> **Exercise prompt**:
Transcribe all of the material exactly.

> **Provided entries**:
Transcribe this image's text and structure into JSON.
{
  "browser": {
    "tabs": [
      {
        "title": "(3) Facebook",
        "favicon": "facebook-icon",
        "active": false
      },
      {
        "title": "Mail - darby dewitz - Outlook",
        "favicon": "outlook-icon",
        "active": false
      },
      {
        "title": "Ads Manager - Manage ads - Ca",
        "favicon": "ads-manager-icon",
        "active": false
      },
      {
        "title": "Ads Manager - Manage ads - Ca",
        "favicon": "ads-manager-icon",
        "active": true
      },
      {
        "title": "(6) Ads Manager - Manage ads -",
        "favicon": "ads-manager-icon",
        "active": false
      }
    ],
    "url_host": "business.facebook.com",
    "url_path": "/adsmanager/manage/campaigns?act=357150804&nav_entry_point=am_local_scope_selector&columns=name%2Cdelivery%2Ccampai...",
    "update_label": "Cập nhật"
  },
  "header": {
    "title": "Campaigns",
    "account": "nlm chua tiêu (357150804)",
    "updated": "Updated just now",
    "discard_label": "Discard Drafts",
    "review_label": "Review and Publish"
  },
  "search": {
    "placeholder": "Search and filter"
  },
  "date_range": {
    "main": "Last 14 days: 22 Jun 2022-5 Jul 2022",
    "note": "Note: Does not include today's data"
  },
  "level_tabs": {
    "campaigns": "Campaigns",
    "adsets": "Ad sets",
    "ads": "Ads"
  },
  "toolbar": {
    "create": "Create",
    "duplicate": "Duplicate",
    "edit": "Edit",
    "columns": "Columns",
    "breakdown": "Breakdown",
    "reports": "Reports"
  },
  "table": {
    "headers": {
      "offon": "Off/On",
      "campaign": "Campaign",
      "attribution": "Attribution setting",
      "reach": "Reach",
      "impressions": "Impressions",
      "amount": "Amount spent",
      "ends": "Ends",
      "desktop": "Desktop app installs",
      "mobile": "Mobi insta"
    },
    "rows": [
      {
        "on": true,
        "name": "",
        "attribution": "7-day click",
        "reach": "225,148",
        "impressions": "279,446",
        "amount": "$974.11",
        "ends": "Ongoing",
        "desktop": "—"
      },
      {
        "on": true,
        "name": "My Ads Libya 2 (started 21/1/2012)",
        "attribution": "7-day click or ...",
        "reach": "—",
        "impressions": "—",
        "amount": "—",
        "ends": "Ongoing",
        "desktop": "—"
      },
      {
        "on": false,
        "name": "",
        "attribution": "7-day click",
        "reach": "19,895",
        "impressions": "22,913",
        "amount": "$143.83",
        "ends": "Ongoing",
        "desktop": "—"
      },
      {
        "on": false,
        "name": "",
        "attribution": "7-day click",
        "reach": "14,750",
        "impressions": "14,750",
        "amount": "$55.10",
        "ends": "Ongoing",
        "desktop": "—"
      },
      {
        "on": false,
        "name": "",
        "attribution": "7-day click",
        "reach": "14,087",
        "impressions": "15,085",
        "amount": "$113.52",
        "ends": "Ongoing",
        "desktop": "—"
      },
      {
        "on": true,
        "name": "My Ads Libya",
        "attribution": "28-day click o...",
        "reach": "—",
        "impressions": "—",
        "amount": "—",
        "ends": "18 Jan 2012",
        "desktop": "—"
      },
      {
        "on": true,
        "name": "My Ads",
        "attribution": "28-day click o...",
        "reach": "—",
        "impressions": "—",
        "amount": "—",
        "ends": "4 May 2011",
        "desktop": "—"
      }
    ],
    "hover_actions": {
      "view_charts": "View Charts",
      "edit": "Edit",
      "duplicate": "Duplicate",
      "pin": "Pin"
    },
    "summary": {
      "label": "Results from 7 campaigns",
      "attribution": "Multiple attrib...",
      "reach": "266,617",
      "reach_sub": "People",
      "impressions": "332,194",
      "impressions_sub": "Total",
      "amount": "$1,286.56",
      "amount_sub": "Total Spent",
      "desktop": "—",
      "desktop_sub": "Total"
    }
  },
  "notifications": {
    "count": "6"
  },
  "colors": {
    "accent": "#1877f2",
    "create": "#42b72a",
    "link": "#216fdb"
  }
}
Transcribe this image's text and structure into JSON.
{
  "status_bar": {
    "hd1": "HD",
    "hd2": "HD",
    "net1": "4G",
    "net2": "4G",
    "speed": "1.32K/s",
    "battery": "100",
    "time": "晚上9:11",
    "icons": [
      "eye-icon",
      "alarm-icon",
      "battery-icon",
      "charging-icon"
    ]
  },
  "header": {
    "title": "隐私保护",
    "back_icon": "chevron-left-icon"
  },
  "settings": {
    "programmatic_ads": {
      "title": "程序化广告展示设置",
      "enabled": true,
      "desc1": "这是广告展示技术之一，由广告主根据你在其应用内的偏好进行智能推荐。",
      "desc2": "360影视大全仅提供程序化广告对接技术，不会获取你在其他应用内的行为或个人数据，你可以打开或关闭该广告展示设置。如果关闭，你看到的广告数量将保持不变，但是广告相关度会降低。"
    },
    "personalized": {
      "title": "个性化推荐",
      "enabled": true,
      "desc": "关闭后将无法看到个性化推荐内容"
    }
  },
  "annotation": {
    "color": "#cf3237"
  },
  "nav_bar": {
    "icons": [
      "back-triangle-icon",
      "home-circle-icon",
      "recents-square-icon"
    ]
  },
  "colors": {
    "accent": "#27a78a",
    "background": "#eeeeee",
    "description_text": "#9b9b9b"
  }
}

> **Response for this exercise**:
Transcribe this image's text and structure into JSON.
{
  "browser": {
    "tabs": [
      {
        "title": "(3) Facebook",
        "favicon": "facebook-icon",
        "active": false
      },
      {
        "title": "Mail - darby dewitz - Outlook",
        "favicon": "outlook-icon",
        "active": false
      },
      {
        "title": "Ads Manager - Manage ads - Ca",
        "favicon": "ads-manager-icon",
        "active": false
      },
      {
        "title": "Ads Manager - Manage ads - Ca",
        "favicon": "ads-manager-icon",
        "active": true
      },
      {
        "title": "(6) Ads Manager - Manage ads -",
        "favicon": "ads-manager-icon",
        "active": false
      }
    ],
    "url_host": "business.facebook.com",
    "url_path": "/adsmanager/manage/campaigns?act=357150804&nav_entry_point=am_local_scope_selector&columns=name%2Cdelivery%2Ccampai...",
    "update_label": "Cập nhật"
  },
  "header": {
    "title": "Campaigns",
    "account": "nlm chua tiêu (357150804)",
    "updated": "Updated just now",
    "discard_label": "Discard Drafts",
    "review_label": "Review and Publish"
  },
  "search": {
    "placeholder": "Search and filter"
  },
  "date_range": {
    "main": "Last 14 days: 22 Jun 2022-5 Jul 2022",
    "note": "Note: Does not include today's data"
  },
  "level_tabs": {
    "campaigns": "Campaigns",
    "adsets": "Ad sets",
    "ads": "Ads"
  },
  "toolbar": {
    "create": "Create",
    "duplicate": "Duplicate",
    "edit": "Edit",
    "columns": "Columns",
    "breakdown": "Breakdown",
    "reports": "Reports"
  },
  "table": {
    "headers": {
      "offon": "Off/On",
      "campaign": "Campaign",
      "attribution": "Attribution setting",
      "reach": "Reach",
      "impressions": "Impressions",
      "amount": "Amount spent",
      "ends": "Ends",
      "desktop": "Desktop app installs",
      "mobile": "Mobi insta"
    },
    "rows": [
      {
        "on": true,
        "name": "",
        "attribution": "7-day click",
        "reach": "225,148",
        "impressions": "279,446",
        "amount": "$974.11",
        "ends": "Ongoing",
        "desktop": "—"
      },
      {
        "on": true,
        "name": "My Ads Libya 2 (started 21/1/2012)",
        "attribution": "7-day click or ...",
        "reach": "—",
        "impressions": "—",
        "amount": "—",
        "ends": "Ongoing",
        "desktop": "—"
      },
      {
        "on": false,
        "name": "",
        "attribution": "7-day click",
        "reach": "19,895",
        "impressions": "22,913",
        "amount": "$143.83",
        "ends": "Ongoing",
        "desktop": "—"
      },
      {
        "on": false,
        "name": "",
        "attribution": "7-day click",
        "reach": "14,750",
        "impressions": "14,750",
        "amount": "$55.10",
        "ends": "Ongoing",
        "desktop": "—"
      },
      {
        "on": false,
        "name": "",
        "attribution": "7-day click",
        "reach": "14,087",
        "impressions": "15,085",
        "amount": "$113.52",
        "ends": "Ongoing",
        "desktop": "—"
      },
      {
        "on": true,
        "name": "My Ads Libya",
        "attribution": "28-day click o...",
        "reach": "—",
        "impressions": "—",
        "amount": "—",
        "ends": "18 Jan 2012",
        "desktop": "—"
      },
      {
        "on": true,
        "name": "My Ads",
        "attribution": "28-day click o...",
        "reach": "—",
        "impressions": "—",
        "amount": "—",
        "ends": "4 May 2011",
        "desktop": "—"
      }
    ],
    "hover_actions": {
      "view_charts": "View Charts",
      "edit": "Edit",
      "duplicate": "Duplicate",
      "pin": "Pin"
    },
    "summary": {
      "label": "Results from 7 campaigns",
      "attribution": "Multiple attrib...",
      "reach": "266,617",
      "reach_sub": "People",
      "impressions": "332,194",
      "impressions_sub": "Total",
      "amount": "$1,286.56",
      "amount_sub": "Total Spent",
      "desktop": "—",
      "desktop_sub": "Total"
    }
  },
  "notifications": {
    "count": "6"
  },
  "colors": {
    "accent": "#1877f2",
    "create": "#42b72a",
    "link": "#216fdb"
  }
}
Transcribe this image's text and structure into JSON.
{
  "status_bar": {
    "hd1": "HD",
    "hd2": "HD",
    "net1": "4G",
    "net2": "4G",
    "speed": "1.32K/s",
    "battery": "100",
    "time": "晚上9:11",
    "icons": [
      "eye-icon",
      "alarm-icon",
      "battery-icon",
      "charging-icon"
    ]
  },
  "header": {
    "title": "隐私保护",
    "back_icon": "chevron-left-icon"
  },
  "settings": {
    "programmatic_ads": {
      "title": "程序化广告展示设置",
      "enabled": true,
      "desc1": "这是广告展示技术之一，由广告主根据你在其应用内的偏好进行智能推荐。",
      "desc2": "360影视大全仅提供程序化广告对接技术，不会获取你在其他应用内的行为或个人数据，你可以打开或关闭该广告展示设置。如果关闭，你看到的广告数量将保持不变，但是广告相关度会降低。"
    },
    "personalized": {
      "title": "个性化推荐",
      "enabled": true,
      "desc": "关闭后将无法看到个性化推荐内容"
    }
  },
  "annotation": {
    "color": "#cf3237"
  },
  "nav_bar": {
    "icons": [
      "back-triangle-icon",
      "home-circle-icon",
      "recents-square-icon"
    ]
  },
  "colors": {
    "accent": "#27a78a",
    "background": "#eeeeee",
    "description_text": "#9b9b9b"
  }
}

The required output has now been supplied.